Copy verbatim the lines running from the start of the listing through the line holding "x-axis-title: reorder(year, frequency)", inclusive.

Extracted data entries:
⟨

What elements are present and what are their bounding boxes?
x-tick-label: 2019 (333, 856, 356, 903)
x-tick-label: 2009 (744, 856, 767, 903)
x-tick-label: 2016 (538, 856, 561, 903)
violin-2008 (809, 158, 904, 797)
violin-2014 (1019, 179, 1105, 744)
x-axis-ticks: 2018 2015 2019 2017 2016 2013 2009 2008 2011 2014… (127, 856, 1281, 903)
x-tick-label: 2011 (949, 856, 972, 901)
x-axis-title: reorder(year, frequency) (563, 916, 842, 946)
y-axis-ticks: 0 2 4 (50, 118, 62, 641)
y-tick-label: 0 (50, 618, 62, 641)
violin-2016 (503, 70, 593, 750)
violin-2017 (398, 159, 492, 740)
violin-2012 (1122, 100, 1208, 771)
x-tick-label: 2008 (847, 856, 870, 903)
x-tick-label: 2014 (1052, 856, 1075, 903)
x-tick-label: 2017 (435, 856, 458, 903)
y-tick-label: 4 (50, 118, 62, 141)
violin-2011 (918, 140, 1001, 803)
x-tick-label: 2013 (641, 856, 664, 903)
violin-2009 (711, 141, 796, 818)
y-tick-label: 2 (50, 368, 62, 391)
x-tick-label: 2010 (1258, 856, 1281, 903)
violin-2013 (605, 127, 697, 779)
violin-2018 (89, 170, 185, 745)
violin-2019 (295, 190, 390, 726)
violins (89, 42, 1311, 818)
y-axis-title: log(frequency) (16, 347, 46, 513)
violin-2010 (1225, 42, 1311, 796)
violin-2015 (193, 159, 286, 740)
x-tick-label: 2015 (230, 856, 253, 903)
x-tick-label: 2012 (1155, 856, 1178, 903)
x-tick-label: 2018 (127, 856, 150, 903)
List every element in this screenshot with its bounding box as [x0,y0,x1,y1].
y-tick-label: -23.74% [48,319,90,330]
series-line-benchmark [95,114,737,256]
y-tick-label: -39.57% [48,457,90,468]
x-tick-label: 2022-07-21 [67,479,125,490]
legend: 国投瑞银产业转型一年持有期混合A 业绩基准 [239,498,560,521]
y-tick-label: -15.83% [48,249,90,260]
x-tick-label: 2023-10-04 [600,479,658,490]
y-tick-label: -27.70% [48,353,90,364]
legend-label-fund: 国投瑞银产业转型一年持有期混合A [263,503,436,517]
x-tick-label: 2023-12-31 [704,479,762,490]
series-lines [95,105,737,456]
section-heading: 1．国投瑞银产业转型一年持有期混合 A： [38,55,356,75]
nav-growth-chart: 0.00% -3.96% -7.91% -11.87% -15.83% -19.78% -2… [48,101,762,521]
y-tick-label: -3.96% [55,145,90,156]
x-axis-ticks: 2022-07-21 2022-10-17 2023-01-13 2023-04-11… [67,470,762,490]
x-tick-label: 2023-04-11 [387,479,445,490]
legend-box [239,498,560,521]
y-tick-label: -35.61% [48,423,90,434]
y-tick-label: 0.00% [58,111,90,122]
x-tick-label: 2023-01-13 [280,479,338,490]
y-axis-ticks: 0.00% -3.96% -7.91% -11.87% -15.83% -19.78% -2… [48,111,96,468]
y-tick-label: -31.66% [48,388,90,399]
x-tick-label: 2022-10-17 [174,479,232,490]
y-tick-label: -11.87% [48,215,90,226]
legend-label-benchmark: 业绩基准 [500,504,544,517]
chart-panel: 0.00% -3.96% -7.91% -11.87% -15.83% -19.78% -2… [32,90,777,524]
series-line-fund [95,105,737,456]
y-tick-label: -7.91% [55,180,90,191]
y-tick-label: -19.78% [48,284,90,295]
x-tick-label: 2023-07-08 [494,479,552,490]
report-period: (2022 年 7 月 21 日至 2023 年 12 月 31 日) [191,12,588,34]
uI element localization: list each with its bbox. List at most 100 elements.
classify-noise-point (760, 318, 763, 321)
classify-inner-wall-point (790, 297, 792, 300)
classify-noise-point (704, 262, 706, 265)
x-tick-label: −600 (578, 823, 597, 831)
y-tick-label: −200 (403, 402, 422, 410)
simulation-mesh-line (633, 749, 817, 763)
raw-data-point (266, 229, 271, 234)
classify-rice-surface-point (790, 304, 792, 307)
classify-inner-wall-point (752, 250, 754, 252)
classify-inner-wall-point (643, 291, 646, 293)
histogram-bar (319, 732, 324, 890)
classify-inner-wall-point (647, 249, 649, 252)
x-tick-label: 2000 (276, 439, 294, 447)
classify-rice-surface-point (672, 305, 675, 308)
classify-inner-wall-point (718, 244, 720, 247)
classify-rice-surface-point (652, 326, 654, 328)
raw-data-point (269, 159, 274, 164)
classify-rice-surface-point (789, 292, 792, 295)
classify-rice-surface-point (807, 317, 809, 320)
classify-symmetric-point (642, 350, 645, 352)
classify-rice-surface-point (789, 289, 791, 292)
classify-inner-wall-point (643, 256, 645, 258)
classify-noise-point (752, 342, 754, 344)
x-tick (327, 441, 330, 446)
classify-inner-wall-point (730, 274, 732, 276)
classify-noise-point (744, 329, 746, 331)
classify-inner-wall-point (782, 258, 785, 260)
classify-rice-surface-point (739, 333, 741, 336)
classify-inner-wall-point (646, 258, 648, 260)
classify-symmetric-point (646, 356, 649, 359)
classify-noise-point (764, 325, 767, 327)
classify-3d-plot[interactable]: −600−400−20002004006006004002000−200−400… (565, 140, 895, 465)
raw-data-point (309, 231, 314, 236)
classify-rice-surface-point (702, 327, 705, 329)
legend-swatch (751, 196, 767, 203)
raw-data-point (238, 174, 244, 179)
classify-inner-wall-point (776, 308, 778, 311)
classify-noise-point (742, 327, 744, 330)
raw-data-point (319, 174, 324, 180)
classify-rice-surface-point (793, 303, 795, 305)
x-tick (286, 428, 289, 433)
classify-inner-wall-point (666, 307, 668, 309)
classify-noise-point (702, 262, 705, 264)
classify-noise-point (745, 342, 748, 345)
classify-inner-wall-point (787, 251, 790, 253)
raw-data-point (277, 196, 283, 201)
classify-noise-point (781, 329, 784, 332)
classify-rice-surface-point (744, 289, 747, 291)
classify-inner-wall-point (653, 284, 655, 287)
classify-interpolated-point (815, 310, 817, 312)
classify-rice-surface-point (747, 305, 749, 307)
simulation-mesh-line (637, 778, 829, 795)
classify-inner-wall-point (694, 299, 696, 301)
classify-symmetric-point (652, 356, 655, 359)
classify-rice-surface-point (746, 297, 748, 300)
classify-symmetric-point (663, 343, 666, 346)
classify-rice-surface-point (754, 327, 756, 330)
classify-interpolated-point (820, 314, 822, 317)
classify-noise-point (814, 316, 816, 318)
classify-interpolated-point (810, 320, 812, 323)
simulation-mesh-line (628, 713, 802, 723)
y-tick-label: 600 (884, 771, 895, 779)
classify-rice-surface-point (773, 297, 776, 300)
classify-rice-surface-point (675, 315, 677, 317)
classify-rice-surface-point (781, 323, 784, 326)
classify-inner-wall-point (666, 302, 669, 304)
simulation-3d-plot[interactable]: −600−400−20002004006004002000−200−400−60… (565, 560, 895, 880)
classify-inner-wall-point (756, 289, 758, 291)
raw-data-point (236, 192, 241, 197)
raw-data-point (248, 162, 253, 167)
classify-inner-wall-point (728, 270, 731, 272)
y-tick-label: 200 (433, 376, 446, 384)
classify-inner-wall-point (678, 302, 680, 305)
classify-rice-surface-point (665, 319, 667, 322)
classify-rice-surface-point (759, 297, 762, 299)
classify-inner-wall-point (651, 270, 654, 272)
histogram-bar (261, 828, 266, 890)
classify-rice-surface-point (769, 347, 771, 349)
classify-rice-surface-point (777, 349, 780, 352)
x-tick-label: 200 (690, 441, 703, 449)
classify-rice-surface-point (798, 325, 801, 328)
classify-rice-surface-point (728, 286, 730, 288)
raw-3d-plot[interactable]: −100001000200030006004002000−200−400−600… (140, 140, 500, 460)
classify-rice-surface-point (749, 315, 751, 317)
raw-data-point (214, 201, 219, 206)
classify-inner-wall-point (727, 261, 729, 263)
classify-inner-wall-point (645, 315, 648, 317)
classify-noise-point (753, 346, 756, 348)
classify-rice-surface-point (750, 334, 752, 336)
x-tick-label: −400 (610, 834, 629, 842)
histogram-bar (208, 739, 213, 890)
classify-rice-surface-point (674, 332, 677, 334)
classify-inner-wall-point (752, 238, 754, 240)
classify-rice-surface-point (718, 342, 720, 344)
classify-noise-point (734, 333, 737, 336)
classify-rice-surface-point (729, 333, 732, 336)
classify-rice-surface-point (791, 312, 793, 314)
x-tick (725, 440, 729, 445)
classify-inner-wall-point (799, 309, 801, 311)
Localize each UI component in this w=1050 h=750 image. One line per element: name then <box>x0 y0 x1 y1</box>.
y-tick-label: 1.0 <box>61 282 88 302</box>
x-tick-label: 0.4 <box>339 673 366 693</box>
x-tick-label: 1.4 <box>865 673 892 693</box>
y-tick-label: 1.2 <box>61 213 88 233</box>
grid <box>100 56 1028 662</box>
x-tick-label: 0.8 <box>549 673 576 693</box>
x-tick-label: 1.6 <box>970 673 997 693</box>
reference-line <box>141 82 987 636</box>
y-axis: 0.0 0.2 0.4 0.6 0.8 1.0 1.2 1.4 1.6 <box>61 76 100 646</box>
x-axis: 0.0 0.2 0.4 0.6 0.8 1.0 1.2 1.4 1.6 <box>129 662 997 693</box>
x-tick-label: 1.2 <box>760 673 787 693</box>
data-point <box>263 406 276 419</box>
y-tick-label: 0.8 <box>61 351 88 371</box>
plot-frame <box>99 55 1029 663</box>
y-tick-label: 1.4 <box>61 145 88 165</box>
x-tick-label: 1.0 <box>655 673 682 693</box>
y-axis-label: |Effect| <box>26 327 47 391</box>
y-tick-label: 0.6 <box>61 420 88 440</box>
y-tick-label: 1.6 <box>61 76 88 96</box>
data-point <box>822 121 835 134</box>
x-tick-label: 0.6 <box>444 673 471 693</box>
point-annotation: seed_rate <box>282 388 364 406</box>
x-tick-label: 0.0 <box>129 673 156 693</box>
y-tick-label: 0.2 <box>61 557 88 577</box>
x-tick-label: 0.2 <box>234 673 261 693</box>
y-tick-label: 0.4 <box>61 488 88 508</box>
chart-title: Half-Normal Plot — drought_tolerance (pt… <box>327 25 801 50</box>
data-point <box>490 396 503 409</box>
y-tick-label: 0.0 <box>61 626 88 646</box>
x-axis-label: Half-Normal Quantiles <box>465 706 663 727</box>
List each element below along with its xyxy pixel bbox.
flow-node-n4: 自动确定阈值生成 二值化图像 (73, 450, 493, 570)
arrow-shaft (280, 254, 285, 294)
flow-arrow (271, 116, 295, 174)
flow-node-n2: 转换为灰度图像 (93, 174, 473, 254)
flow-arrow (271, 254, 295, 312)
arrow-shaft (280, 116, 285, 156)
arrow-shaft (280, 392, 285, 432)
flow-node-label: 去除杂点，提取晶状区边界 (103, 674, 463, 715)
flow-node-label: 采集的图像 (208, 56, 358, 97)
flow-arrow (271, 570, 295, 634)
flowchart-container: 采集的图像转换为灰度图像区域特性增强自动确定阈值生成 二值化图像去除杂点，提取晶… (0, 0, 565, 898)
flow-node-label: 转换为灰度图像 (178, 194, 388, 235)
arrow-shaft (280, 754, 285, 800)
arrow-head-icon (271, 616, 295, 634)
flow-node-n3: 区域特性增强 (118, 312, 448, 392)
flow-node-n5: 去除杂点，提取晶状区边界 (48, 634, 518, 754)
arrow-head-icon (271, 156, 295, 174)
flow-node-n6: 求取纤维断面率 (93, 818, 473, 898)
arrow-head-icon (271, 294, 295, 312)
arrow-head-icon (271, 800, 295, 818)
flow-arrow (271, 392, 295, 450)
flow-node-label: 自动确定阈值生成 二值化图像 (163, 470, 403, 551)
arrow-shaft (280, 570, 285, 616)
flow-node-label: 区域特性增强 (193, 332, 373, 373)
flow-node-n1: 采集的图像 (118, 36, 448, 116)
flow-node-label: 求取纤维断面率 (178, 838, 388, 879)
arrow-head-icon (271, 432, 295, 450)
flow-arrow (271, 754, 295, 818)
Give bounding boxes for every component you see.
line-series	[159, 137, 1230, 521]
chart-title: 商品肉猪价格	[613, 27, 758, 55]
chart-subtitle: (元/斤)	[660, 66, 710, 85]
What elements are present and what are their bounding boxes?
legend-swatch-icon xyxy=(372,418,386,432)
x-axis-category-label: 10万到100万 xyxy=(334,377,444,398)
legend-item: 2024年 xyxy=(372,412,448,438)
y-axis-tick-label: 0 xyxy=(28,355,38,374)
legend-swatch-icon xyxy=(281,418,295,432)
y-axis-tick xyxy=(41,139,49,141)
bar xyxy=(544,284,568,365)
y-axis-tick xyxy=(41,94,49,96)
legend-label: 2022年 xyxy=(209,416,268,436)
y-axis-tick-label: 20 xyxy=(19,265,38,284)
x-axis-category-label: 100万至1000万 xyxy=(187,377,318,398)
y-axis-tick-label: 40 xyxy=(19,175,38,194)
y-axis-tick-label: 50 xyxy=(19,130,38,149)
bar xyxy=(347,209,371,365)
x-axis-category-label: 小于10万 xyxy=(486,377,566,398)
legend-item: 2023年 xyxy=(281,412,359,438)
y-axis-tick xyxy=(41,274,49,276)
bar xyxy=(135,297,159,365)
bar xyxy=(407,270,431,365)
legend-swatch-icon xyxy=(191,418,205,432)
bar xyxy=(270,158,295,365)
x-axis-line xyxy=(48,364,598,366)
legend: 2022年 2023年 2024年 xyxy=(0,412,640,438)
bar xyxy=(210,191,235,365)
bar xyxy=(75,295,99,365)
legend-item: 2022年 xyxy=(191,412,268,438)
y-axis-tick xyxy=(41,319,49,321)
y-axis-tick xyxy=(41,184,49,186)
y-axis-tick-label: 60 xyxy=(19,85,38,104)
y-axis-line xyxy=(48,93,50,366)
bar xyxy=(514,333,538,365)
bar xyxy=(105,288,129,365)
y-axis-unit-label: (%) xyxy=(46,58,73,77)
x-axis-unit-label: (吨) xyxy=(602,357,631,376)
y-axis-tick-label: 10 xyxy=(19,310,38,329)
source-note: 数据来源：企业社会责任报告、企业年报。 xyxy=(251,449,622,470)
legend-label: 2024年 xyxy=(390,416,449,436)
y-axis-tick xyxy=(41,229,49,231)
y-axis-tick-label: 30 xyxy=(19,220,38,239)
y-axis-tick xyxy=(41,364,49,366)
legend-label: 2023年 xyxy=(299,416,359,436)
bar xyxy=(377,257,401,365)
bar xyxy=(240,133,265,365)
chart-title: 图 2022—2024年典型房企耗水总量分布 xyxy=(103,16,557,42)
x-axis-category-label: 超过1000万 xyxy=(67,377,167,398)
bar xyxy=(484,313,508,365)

⟩

> _THE RESPONSE_
What elements are present and what are their bounding boxes?
x-tick-label: 2019 (333, 856, 356, 903)
x-tick-label: 2009 (744, 856, 767, 903)
x-tick-label: 2016 (538, 856, 561, 903)
violin-2008 (809, 158, 904, 797)
violin-2014 (1019, 179, 1105, 744)
x-axis-ticks: 2018 2015 2019 2017 2016 2013 2009 2008 2011 2014… (127, 856, 1281, 903)
x-tick-label: 2011 (949, 856, 972, 901)
x-axis-title: reorder(year, frequency) (563, 916, 842, 946)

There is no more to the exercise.